*Direction*:
Report all lines holding "text".

======== Data provided

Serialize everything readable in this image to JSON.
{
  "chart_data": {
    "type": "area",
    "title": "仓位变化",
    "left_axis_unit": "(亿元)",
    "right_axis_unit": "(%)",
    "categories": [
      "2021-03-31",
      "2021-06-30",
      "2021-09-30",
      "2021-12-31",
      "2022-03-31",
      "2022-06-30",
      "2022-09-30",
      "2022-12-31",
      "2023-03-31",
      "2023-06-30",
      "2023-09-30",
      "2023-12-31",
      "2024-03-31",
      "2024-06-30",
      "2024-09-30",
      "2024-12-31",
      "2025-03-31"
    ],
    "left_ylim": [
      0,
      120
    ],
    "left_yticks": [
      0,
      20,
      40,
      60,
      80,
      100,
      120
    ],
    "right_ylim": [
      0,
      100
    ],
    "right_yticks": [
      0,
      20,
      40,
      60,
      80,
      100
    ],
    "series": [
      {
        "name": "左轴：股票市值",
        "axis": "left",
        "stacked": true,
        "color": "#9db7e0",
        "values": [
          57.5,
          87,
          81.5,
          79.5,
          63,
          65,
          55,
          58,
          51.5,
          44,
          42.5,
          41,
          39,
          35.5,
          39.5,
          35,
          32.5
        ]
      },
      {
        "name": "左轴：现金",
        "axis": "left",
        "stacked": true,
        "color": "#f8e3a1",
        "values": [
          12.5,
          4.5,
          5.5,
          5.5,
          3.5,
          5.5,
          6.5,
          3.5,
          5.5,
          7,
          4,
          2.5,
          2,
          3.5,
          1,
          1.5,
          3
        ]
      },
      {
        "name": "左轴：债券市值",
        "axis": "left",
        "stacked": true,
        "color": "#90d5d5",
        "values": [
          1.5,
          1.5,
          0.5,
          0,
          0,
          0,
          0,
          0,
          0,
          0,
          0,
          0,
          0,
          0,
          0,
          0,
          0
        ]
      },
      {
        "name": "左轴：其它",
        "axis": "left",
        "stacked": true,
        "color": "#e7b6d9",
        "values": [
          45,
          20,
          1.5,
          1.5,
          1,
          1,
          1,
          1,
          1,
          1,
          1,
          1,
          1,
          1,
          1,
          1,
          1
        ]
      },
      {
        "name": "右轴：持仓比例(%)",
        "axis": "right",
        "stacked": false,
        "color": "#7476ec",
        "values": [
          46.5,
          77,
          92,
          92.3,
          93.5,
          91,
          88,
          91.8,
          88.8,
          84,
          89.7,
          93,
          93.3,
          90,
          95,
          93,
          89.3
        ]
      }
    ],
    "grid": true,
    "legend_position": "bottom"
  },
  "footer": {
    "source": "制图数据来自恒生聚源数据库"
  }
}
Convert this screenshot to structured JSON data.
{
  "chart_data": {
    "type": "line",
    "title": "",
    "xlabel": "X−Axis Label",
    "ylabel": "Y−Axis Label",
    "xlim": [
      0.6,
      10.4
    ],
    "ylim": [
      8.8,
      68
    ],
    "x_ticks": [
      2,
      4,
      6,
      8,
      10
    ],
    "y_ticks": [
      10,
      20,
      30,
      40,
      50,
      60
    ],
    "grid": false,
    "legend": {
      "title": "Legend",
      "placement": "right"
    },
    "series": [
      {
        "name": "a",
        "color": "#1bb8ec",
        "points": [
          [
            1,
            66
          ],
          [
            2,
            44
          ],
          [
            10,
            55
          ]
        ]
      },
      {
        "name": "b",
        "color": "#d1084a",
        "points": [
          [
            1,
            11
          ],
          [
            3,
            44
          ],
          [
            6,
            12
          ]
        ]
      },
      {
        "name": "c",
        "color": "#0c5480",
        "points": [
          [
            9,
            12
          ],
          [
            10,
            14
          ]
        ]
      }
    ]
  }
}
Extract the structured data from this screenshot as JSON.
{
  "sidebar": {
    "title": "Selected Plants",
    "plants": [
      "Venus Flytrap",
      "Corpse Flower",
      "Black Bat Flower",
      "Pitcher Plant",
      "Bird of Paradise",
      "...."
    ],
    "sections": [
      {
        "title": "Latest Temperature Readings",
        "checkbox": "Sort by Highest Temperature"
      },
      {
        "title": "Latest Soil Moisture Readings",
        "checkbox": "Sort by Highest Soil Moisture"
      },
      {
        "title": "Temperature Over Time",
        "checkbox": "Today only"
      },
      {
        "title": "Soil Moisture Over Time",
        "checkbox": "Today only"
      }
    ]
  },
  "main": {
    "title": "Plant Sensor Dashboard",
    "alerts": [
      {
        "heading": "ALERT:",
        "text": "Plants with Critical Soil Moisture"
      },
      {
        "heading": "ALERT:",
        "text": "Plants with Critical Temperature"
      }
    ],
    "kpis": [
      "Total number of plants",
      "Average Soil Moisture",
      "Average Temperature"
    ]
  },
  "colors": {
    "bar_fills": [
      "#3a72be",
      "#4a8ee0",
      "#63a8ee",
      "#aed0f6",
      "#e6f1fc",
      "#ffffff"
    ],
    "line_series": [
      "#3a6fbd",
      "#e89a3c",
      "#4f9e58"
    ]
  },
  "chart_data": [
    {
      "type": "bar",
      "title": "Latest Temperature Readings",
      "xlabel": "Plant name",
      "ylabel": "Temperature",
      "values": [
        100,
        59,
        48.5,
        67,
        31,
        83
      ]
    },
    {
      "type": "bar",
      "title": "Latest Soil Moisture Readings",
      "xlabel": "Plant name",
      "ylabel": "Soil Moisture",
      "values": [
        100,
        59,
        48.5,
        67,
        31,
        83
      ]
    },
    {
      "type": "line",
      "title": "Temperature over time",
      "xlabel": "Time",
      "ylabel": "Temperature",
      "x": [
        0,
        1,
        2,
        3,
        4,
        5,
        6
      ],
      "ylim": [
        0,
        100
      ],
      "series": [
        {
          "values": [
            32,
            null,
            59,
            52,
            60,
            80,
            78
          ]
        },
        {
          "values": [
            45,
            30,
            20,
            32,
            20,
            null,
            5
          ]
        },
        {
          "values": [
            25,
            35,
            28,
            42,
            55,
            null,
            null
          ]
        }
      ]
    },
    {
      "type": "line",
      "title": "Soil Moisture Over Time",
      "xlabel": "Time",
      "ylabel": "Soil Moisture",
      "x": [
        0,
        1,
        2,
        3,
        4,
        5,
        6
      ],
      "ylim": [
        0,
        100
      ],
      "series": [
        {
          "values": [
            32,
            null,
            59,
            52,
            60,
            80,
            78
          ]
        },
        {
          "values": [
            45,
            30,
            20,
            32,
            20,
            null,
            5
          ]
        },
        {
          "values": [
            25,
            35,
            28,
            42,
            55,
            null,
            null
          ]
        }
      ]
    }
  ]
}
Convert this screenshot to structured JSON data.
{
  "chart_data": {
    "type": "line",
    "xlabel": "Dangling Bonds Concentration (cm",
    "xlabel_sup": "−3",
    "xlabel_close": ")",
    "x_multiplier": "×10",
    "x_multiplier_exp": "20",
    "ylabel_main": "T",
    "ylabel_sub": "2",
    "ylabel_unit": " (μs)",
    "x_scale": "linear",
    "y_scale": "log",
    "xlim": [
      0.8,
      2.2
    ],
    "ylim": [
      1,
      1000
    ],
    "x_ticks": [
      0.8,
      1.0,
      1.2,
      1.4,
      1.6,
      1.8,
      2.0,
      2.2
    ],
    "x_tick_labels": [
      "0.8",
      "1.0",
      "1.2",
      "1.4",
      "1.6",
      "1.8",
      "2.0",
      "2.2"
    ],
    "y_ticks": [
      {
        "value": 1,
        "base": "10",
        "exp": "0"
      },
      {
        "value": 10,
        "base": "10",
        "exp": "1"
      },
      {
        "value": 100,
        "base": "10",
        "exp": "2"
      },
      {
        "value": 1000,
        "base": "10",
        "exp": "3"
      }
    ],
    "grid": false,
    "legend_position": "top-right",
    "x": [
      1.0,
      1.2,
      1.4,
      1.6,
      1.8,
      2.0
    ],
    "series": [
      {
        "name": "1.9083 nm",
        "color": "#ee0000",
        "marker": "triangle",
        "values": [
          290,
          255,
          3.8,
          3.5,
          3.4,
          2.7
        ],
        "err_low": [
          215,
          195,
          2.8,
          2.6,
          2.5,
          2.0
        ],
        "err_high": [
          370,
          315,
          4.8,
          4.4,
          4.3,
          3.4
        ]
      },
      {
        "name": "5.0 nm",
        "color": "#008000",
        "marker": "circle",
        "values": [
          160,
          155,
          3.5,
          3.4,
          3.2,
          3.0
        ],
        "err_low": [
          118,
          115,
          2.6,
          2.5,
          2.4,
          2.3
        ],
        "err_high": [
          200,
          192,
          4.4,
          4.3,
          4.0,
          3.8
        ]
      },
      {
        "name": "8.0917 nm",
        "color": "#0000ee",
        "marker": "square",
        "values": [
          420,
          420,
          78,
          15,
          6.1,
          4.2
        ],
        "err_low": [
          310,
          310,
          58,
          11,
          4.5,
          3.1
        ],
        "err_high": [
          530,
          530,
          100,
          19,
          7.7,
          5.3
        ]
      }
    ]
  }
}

================

*Completed task*:
        "text": "Plants with Critical Soil Moisture"
        "text": "Plants with Critical Temperature"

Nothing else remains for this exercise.